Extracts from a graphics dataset
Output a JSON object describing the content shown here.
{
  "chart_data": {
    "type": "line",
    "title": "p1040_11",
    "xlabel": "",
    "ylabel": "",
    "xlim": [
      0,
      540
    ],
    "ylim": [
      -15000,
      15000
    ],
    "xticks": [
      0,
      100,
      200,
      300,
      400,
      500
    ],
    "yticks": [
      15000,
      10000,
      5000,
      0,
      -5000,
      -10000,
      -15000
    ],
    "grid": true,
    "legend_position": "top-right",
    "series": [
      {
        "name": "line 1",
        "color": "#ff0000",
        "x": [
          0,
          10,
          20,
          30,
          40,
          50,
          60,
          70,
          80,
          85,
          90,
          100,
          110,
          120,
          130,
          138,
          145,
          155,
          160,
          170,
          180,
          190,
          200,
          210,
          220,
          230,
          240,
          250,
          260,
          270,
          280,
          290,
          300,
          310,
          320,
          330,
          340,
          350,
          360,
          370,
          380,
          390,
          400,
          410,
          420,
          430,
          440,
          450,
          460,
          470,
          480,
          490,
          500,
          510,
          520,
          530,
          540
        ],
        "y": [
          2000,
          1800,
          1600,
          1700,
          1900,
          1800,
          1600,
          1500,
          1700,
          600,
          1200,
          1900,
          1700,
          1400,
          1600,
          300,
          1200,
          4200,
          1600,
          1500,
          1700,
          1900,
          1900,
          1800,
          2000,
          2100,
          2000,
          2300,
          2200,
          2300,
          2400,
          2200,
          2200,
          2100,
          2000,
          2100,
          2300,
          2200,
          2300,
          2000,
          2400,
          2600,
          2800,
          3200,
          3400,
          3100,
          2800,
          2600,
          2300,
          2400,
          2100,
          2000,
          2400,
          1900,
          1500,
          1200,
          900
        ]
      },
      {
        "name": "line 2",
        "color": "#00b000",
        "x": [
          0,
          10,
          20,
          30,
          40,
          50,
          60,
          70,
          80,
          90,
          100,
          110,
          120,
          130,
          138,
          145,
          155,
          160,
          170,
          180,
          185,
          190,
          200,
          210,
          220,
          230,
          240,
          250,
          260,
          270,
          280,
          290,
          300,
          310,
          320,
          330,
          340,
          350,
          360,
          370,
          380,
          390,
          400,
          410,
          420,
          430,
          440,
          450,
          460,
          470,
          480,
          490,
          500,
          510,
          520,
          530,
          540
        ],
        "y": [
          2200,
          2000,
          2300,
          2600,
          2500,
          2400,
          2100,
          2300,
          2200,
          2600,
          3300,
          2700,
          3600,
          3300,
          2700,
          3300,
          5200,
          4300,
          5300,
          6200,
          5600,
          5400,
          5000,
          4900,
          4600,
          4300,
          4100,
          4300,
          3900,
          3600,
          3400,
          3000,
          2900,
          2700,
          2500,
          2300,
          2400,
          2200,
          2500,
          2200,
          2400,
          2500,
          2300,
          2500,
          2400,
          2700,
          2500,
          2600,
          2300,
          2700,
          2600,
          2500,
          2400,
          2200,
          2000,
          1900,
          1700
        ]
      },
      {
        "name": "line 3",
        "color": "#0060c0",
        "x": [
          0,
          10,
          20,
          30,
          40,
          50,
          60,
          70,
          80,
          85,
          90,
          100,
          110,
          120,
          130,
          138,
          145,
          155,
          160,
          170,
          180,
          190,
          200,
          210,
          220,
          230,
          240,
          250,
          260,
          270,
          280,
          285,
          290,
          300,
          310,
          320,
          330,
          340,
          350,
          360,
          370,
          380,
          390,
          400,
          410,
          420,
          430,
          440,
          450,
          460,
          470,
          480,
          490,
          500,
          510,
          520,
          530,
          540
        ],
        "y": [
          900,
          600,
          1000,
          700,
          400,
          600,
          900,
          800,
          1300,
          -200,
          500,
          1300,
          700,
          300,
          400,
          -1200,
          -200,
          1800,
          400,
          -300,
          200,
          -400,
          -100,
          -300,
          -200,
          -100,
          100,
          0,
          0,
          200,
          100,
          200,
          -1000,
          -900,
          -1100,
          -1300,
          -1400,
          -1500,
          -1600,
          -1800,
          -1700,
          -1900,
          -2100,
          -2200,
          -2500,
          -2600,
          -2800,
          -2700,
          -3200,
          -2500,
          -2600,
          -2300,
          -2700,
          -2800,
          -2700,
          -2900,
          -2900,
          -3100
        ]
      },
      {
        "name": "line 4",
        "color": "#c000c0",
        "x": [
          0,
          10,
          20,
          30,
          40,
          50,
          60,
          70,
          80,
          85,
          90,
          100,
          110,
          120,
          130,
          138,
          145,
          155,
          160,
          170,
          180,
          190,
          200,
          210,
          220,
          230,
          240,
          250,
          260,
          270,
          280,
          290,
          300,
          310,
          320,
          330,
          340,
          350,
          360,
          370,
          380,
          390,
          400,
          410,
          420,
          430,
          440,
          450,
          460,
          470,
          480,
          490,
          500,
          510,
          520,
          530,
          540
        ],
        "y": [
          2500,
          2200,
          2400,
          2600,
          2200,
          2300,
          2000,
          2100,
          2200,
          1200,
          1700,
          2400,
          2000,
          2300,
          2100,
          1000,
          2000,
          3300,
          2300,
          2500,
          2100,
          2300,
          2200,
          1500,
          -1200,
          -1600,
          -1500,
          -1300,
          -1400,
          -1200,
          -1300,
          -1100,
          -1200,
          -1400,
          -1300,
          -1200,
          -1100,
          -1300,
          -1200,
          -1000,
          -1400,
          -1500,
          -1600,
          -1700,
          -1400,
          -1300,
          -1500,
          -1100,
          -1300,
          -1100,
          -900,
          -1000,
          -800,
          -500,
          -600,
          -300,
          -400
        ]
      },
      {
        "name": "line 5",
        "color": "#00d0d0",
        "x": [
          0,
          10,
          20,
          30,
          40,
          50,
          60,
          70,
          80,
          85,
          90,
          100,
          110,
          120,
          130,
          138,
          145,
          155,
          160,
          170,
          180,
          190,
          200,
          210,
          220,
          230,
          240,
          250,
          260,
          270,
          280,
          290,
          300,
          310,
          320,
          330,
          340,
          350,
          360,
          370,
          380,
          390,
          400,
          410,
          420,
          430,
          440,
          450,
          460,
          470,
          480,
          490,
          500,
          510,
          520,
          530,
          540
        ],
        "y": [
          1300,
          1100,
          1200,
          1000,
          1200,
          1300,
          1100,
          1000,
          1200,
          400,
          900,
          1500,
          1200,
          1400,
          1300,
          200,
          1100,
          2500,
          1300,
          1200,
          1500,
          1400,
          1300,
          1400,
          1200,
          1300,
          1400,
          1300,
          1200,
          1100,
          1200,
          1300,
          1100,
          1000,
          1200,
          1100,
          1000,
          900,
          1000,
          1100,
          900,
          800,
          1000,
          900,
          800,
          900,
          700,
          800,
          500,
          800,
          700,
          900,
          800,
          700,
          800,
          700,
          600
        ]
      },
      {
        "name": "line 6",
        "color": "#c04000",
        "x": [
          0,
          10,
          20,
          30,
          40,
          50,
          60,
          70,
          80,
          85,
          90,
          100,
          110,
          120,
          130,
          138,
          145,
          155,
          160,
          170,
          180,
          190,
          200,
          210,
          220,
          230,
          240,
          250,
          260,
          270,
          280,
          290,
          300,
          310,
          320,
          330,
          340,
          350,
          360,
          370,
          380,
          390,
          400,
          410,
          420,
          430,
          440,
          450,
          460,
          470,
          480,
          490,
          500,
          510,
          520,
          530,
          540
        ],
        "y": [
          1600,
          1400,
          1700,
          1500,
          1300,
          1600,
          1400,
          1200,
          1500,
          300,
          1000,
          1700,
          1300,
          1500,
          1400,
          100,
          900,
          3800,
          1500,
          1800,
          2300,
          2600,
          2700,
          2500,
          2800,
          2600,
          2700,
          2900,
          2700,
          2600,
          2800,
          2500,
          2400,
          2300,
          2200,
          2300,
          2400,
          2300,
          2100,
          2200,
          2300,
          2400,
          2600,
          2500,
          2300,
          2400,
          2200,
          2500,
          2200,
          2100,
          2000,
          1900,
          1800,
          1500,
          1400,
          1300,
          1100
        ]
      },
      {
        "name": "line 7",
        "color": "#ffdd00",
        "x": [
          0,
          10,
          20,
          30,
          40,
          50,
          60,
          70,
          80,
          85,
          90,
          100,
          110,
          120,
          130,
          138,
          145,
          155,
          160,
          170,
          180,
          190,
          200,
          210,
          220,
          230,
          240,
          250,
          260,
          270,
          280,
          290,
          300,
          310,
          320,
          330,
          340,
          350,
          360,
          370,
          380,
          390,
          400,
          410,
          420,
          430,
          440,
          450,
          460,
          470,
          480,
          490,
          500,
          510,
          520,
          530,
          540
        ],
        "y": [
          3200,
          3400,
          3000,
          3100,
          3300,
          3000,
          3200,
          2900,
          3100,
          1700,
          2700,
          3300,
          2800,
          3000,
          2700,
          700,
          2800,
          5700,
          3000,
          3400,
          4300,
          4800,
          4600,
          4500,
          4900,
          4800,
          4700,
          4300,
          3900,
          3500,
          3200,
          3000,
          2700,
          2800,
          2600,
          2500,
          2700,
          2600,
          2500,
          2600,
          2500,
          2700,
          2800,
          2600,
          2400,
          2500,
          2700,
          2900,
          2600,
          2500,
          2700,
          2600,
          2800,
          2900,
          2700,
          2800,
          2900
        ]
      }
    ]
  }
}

> [Exercise directions] From the data above, copy each line where the string "name" appears.

> [Task output]
        "name": "line 1",
        "name": "line 2",
        "name": "line 3",
        "name": "line 4",
        "name": "line 5",
        "name": "line 6",
        "name": "line 7",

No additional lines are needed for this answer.